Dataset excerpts
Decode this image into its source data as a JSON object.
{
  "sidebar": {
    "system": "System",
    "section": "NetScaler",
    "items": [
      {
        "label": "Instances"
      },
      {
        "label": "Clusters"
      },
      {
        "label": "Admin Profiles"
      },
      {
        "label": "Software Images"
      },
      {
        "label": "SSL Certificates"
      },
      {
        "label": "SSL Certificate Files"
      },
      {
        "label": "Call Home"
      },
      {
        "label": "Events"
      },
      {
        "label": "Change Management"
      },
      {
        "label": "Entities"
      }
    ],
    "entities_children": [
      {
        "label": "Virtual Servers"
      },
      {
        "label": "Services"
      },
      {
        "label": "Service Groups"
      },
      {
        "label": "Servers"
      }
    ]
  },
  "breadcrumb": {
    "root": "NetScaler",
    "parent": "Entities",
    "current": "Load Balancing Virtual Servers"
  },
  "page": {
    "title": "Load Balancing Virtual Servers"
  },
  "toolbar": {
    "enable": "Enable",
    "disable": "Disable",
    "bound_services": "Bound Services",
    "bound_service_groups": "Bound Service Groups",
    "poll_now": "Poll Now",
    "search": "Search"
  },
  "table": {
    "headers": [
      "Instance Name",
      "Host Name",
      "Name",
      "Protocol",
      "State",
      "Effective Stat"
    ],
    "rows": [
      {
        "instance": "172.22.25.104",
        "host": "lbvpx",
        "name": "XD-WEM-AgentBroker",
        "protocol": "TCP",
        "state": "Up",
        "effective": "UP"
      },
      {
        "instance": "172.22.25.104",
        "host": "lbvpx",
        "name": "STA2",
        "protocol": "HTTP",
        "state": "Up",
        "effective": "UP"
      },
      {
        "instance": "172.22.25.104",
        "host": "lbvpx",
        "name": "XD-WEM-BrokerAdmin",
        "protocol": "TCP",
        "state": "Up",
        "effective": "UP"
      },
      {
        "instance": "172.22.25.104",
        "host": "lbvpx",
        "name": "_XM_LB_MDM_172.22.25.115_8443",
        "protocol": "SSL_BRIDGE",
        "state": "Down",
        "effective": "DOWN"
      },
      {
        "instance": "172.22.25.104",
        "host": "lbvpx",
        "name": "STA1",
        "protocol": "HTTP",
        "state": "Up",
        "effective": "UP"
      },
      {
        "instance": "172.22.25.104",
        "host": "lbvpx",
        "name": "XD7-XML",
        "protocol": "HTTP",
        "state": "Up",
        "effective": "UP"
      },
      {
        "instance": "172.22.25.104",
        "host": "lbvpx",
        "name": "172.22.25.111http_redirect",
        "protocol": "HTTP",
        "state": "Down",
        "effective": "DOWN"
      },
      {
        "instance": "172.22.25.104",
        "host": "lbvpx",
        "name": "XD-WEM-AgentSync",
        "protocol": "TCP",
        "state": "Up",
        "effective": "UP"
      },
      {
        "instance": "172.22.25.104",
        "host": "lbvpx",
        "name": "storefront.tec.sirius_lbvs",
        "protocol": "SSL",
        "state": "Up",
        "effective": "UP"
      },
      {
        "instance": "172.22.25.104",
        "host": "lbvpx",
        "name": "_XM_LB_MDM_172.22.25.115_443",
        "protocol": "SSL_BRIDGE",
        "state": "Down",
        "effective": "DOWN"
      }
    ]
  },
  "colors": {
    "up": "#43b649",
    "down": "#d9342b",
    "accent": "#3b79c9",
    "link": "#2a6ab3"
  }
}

Set exercise — Write down the full listing again, exactly.

Response —
Decode this image into its source data as a JSON object.
{
  "sidebar": {
    "system": "System",
    "section": "NetScaler",
    "items": [
      {
        "label": "Instances"
      },
      {
        "label": "Clusters"
      },
      {
        "label": "Admin Profiles"
      },
      {
        "label": "Software Images"
      },
      {
        "label": "SSL Certificates"
      },
      {
        "label": "SSL Certificate Files"
      },
      {
        "label": "Call Home"
      },
      {
        "label": "Events"
      },
      {
        "label": "Change Management"
      },
      {
        "label": "Entities"
      }
    ],
    "entities_children": [
      {
        "label": "Virtual Servers"
      },
      {
        "label": "Services"
      },
      {
        "label": "Service Groups"
      },
      {
        "label": "Servers"
      }
    ]
  },
  "breadcrumb": {
    "root": "NetScaler",
    "parent": "Entities",
    "current": "Load Balancing Virtual Servers"
  },
  "page": {
    "title": "Load Balancing Virtual Servers"
  },
  "toolbar": {
    "enable": "Enable",
    "disable": "Disable",
    "bound_services": "Bound Services",
    "bound_service_groups": "Bound Service Groups",
    "poll_now": "Poll Now",
    "search": "Search"
  },
  "table": {
    "headers": [
      "Instance Name",
      "Host Name",
      "Name",
      "Protocol",
      "State",
      "Effective Stat"
    ],
    "rows": [
      {
        "instance": "172.22.25.104",
        "host": "lbvpx",
        "name": "XD-WEM-AgentBroker",
        "protocol": "TCP",
        "state": "Up",
        "effective": "UP"
      },
      {
        "instance": "172.22.25.104",
        "host": "lbvpx",
        "name": "STA2",
        "protocol": "HTTP",
        "state": "Up",
        "effective": "UP"
      },
      {
        "instance": "172.22.25.104",
        "host": "lbvpx",
        "name": "XD-WEM-BrokerAdmin",
        "protocol": "TCP",
        "state": "Up",
        "effective": "UP"
      },
      {
        "instance": "172.22.25.104",
        "host": "lbvpx",
        "name": "_XM_LB_MDM_172.22.25.115_8443",
        "protocol": "SSL_BRIDGE",
        "state": "Down",
        "effective": "DOWN"
      },
      {
        "instance": "172.22.25.104",
        "host": "lbvpx",
        "name": "STA1",
        "protocol": "HTTP",
        "state": "Up",
        "effective": "UP"
      },
      {
        "instance": "172.22.25.104",
        "host": "lbvpx",
        "name": "XD7-XML",
        "protocol": "HTTP",
        "state": "Up",
        "effective": "UP"
      },
      {
        "instance": "172.22.25.104",
        "host": "lbvpx",
        "name": "172.22.25.111http_redirect",
        "protocol": "HTTP",
        "state": "Down",
        "effective": "DOWN"
      },
      {
        "instance": "172.22.25.104",
        "host": "lbvpx",
        "name": "XD-WEM-AgentSync",
        "protocol": "TCP",
        "state": "Up",
        "effective": "UP"
      },
      {
        "instance": "172.22.25.104",
        "host": "lbvpx",
        "name": "storefront.tec.sirius_lbvs",
        "protocol": "SSL",
        "state": "Up",
        "effective": "UP"
      },
      {
        "instance": "172.22.25.104",
        "host": "lbvpx",
        "name": "_XM_LB_MDM_172.22.25.115_443",
        "protocol": "SSL_BRIDGE",
        "state": "Down",
        "effective": "DOWN"
      }
    ]
  },
  "colors": {
    "up": "#43b649",
    "down": "#d9342b",
    "accent": "#3b79c9",
    "link": "#2a6ab3"
  }
}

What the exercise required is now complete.